__To be done__:
Look through the material below. Copy every line with the string "filename" in it.

__Record extracts__:
BEGIN

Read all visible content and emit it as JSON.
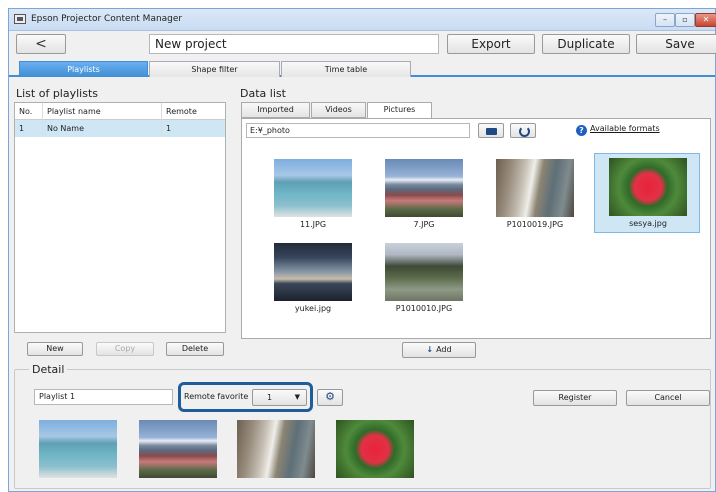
{
  "window": {
    "title": "Epson Projector Content Manager",
    "controls": {
      "minimize": "–",
      "maximize": "▫",
      "close": "✕"
    }
  },
  "toolbar": {
    "back_label": "<",
    "project_name": "New project",
    "export_label": "Export",
    "duplicate_label": "Duplicate",
    "save_label": "Save"
  },
  "tabs": [
    {
      "label": "Playlists",
      "active": true
    },
    {
      "label": "Shape filter",
      "active": false
    },
    {
      "label": "Time table",
      "active": false
    }
  ],
  "playlists": {
    "title": "List of playlists",
    "columns": [
      "No.",
      "Playlist name",
      "Remote"
    ],
    "rows": [
      {
        "no": "1",
        "name": "No Name",
        "remote": "1"
      }
    ],
    "buttons": {
      "new": "New",
      "copy": "Copy",
      "delete": "Delete"
    }
  },
  "data_list": {
    "title": "Data list",
    "tabs": [
      "Imported",
      "Videos",
      "Pictures"
    ],
    "active_tab": "Pictures",
    "path": "E:¥_photo",
    "formats_link": "Available formats",
    "items": [
      {
        "filename": "11.JPG",
        "image": "sea"
      },
      {
        "filename": "7.JPG",
        "image": "mount-fuji"
      },
      {
        "filename": "P1010019.JPG",
        "image": "hot-spring"
      },
      {
        "filename": "sesya.jpg",
        "image": "red-flower",
        "selected": true
      },
      {
        "filename": "yukei.jpg",
        "image": "sunset"
      },
      {
        "filename": "P1010010.JPG",
        "image": "trees"
      }
    ],
    "add_label": "Add"
  },
  "detail": {
    "title": "Detail",
    "playlist_name": "Playlist 1",
    "remote_favorite_label": "Remote favorite",
    "remote_favorite_value": "1",
    "register_label": "Register",
    "cancel_label": "Cancel",
    "images": [
      "sea",
      "mount-fuji",
      "hot-spring",
      "red-flower"
    ]
  },
  "colors": {
    "accent": "#3f8fd2",
    "selection": "#cfe6f4",
    "highlight_border": "#1f5d9a"
  }
}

END

__Correct output__:
        "filename": "11.JPG",
        "filename": "7.JPG",
        "filename": "P1010019.JPG",
        "filename": "sesya.jpg",
        "filename": "yukei.jpg",
        "filename": "P1010010.JPG",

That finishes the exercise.